== SHORT TASK ==
Write out all of the data exactly as it appears.

Records contained in a dataset
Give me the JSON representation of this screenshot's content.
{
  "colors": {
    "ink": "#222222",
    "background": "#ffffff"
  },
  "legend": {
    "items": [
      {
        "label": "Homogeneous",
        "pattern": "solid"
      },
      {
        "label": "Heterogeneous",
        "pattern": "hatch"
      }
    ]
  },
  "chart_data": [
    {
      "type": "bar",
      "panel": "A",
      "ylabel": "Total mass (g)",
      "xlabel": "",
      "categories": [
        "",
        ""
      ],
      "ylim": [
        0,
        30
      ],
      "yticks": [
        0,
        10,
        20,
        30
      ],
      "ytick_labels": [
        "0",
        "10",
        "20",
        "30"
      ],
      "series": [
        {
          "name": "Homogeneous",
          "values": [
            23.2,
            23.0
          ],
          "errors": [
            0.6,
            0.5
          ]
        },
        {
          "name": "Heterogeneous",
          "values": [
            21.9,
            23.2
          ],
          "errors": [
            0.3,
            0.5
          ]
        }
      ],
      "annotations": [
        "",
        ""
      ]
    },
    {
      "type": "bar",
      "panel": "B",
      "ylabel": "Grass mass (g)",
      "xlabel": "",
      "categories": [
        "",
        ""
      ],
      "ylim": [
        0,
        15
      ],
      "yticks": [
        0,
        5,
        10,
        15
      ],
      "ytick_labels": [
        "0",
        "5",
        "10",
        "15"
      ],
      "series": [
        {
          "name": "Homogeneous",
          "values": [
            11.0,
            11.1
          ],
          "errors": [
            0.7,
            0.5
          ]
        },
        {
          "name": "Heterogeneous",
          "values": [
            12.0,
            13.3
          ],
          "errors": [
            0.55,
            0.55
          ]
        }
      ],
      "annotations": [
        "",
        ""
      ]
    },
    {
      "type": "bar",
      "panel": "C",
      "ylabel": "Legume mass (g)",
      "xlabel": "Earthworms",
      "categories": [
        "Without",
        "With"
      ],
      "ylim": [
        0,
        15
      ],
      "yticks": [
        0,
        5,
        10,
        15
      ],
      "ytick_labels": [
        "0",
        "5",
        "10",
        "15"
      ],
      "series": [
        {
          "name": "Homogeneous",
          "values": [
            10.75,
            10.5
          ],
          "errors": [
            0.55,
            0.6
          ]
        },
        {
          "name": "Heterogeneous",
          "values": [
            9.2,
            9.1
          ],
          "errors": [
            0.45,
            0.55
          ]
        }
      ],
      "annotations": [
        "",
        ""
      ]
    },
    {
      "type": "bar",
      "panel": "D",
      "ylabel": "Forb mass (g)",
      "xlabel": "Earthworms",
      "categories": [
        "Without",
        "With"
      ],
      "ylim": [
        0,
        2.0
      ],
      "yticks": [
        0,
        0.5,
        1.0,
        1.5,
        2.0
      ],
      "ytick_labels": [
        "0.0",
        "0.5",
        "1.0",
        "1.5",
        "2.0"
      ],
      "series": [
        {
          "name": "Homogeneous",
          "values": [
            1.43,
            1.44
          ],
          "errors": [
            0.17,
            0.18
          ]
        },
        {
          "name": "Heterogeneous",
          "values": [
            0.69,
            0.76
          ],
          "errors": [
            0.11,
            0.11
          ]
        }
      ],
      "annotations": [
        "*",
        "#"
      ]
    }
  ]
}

== ANSWER TO THIS EXERCISE ==
Give me the JSON representation of this screenshot's content.
{
  "colors": {
    "ink": "#222222",
    "background": "#ffffff"
  },
  "legend": {
    "items": [
      {
        "label": "Homogeneous",
        "pattern": "solid"
      },
      {
        "label": "Heterogeneous",
        "pattern": "hatch"
      }
    ]
  },
  "chart_data": [
    {
      "type": "bar",
      "panel": "A",
      "ylabel": "Total mass (g)",
      "xlabel": "",
      "categories": [
        "",
        ""
      ],
      "ylim": [
        0,
        30
      ],
      "yticks": [
        0,
        10,
        20,
        30
      ],
      "ytick_labels": [
        "0",
        "10",
        "20",
        "30"
      ],
      "series": [
        {
          "name": "Homogeneous",
          "values": [
            23.2,
            23.0
          ],
          "errors": [
            0.6,
            0.5
          ]
        },
        {
          "name": "Heterogeneous",
          "values": [
            21.9,
            23.2
          ],
          "errors": [
            0.3,
            0.5
          ]
        }
      ],
      "annotations": [
        "",
        ""
      ]
    },
    {
      "type": "bar",
      "panel": "B",
      "ylabel": "Grass mass (g)",
      "xlabel": "",
      "categories": [
        "",
        ""
      ],
      "ylim": [
        0,
        15
      ],
      "yticks": [
        0,
        5,
        10,
        15
      ],
      "ytick_labels": [
        "0",
        "5",
        "10",
        "15"
      ],
      "series": [
        {
          "name": "Homogeneous",
          "values": [
            11.0,
            11.1
          ],
          "errors": [
            0.7,
            0.5
          ]
        },
        {
          "name": "Heterogeneous",
          "values": [
            12.0,
            13.3
          ],
          "errors": [
            0.55,
            0.55
          ]
        }
      ],
      "annotations": [
        "",
        ""
      ]
    },
    {
      "type": "bar",
      "panel": "C",
      "ylabel": "Legume mass (g)",
      "xlabel": "Earthworms",
      "categories": [
        "Without",
        "With"
      ],
      "ylim": [
        0,
        15
      ],
      "yticks": [
        0,
        5,
        10,
        15
      ],
      "ytick_labels": [
        "0",
        "5",
        "10",
        "15"
      ],
      "series": [
        {
          "name": "Homogeneous",
          "values": [
            10.75,
            10.5
          ],
          "errors": [
            0.55,
            0.6
          ]
        },
        {
          "name": "Heterogeneous",
          "values": [
            9.2,
            9.1
          ],
          "errors": [
            0.45,
            0.55
          ]
        }
      ],
      "annotations": [
        "",
        ""
      ]
    },
    {
      "type": "bar",
      "panel": "D",
      "ylabel": "Forb mass (g)",
      "xlabel": "Earthworms",
      "categories": [
        "Without",
        "With"
      ],
      "ylim": [
        0,
        2.0
      ],
      "yticks": [
        0,
        0.5,
        1.0,
        1.5,
        2.0
      ],
      "ytick_labels": [
        "0.0",
        "0.5",
        "1.0",
        "1.5",
        "2.0"
      ],
      "series": [
        {
          "name": "Homogeneous",
          "values": [
            1.43,
            1.44
          ],
          "errors": [
            0.17,
            0.18
          ]
        },
        {
          "name": "Heterogeneous",
          "values": [
            0.69,
            0.76
          ],
          "errors": [
            0.11,
            0.11
          ]
        }
      ],
      "annotations": [
        "*",
        "#"
      ]
    }
  ]
}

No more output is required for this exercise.